> Problem description
Read the lines below and count those that have the word "decrease". Respond with the number only.
• • • •
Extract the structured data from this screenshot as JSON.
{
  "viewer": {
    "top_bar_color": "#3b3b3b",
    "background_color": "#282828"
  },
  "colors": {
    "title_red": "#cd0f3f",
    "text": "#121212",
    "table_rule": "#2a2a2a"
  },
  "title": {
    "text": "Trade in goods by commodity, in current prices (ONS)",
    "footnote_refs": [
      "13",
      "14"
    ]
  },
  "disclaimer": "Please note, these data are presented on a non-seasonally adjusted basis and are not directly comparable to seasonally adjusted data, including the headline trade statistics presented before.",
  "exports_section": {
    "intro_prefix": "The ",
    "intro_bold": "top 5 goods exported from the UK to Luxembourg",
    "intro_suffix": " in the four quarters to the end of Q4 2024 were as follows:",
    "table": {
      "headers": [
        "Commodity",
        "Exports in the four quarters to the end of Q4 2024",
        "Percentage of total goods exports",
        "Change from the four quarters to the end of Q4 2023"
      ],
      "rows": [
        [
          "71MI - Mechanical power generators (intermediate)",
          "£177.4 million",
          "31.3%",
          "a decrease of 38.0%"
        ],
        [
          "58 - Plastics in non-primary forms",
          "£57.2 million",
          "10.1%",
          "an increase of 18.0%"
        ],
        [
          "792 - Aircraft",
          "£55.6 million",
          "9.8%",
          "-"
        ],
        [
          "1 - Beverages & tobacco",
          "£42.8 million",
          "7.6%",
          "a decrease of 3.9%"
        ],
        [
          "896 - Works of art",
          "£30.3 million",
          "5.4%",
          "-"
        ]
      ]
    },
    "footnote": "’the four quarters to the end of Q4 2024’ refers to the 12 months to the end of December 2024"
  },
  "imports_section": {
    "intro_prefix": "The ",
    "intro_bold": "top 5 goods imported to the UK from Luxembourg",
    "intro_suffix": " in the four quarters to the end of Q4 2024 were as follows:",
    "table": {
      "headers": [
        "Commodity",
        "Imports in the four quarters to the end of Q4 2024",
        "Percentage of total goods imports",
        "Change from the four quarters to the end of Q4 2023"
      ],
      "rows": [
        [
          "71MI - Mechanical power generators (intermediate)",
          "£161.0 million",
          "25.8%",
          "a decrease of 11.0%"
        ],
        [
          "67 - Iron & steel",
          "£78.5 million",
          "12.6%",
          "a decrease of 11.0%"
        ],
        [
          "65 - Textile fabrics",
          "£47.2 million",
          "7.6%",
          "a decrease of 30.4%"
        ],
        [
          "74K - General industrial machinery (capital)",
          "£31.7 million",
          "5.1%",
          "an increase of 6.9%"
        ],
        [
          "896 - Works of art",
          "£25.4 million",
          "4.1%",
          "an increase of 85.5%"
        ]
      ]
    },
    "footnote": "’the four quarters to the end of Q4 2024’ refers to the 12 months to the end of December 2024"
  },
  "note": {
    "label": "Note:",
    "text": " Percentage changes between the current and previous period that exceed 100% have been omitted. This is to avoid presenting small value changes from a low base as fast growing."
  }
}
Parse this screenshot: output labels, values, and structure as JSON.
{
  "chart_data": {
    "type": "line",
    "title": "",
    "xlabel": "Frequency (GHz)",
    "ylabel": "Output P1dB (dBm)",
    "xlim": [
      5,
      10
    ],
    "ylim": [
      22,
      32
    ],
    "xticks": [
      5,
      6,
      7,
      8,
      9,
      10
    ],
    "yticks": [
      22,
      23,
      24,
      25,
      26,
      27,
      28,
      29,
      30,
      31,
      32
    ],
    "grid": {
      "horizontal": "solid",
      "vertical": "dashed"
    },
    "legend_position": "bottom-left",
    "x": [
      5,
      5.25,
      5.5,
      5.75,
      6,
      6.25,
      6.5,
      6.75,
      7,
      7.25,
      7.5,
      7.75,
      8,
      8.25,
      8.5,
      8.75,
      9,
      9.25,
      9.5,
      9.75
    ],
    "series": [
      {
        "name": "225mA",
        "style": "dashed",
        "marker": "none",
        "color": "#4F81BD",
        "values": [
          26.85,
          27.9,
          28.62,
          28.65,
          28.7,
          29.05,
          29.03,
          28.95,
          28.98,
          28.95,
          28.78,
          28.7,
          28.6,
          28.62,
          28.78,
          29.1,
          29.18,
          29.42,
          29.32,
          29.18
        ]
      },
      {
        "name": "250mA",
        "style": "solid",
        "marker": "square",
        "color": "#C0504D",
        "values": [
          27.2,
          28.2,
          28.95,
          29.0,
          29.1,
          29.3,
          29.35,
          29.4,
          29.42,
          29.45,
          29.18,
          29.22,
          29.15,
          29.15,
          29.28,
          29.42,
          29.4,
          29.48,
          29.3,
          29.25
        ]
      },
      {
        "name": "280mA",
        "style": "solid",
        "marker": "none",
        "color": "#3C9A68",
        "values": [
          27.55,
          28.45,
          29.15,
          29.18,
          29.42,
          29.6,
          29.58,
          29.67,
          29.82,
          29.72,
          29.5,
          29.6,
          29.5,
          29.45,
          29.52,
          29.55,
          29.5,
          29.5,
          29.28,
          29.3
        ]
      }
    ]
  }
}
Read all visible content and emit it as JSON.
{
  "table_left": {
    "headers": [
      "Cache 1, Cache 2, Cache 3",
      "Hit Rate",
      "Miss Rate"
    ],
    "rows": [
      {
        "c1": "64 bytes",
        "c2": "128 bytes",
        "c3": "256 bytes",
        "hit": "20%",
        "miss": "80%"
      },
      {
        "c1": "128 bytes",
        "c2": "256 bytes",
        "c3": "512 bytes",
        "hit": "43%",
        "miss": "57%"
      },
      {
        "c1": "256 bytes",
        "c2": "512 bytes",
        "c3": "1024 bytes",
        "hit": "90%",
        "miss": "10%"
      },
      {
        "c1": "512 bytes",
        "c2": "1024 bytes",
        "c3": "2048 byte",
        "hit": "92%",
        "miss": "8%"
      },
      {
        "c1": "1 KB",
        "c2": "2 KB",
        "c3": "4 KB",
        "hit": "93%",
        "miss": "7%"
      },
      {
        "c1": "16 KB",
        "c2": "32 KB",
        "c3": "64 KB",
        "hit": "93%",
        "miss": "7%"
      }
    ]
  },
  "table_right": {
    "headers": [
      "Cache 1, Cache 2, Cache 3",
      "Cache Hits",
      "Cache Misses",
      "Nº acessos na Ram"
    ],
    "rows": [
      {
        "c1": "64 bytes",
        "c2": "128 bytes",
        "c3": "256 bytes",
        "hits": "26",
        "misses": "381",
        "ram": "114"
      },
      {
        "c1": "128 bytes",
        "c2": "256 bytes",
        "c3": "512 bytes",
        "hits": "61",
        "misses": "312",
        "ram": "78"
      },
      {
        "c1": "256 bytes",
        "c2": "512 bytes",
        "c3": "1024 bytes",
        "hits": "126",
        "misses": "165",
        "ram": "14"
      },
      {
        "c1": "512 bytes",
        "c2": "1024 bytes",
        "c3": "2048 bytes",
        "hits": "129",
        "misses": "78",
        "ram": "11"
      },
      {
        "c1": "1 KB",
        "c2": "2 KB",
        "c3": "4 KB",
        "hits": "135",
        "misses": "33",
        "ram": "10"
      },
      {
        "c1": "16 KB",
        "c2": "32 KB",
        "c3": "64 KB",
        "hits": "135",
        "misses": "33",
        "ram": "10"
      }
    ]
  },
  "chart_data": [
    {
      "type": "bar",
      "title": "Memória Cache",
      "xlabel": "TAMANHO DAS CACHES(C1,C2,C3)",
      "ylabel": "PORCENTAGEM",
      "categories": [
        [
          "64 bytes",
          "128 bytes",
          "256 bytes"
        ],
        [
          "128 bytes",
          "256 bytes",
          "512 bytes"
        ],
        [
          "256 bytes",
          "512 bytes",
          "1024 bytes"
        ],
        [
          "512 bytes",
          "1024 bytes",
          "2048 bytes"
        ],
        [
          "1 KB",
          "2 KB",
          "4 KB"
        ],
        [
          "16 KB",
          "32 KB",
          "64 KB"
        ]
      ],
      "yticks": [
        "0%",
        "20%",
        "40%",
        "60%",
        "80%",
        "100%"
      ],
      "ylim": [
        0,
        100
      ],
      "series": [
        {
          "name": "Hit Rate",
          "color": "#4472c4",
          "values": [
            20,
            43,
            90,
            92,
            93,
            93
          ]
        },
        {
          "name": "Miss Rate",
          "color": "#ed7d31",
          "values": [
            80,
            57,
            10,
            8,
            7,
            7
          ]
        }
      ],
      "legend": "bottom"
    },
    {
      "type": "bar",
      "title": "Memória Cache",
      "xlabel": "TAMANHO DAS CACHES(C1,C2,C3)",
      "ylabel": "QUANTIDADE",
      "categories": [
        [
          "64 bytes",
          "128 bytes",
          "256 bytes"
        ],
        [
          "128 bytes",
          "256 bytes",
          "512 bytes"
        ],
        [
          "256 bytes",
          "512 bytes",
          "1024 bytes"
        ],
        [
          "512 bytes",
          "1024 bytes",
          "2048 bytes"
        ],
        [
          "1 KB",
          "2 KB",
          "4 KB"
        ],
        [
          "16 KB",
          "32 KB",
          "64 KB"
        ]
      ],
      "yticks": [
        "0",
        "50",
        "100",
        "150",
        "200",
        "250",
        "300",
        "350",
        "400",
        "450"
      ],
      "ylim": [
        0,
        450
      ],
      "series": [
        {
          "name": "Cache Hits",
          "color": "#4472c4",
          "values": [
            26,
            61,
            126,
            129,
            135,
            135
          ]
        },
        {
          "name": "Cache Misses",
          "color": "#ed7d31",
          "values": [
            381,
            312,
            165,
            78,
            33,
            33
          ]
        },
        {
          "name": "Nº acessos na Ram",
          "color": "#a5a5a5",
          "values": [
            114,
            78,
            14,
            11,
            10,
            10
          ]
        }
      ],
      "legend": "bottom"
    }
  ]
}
• • • •
> The output
5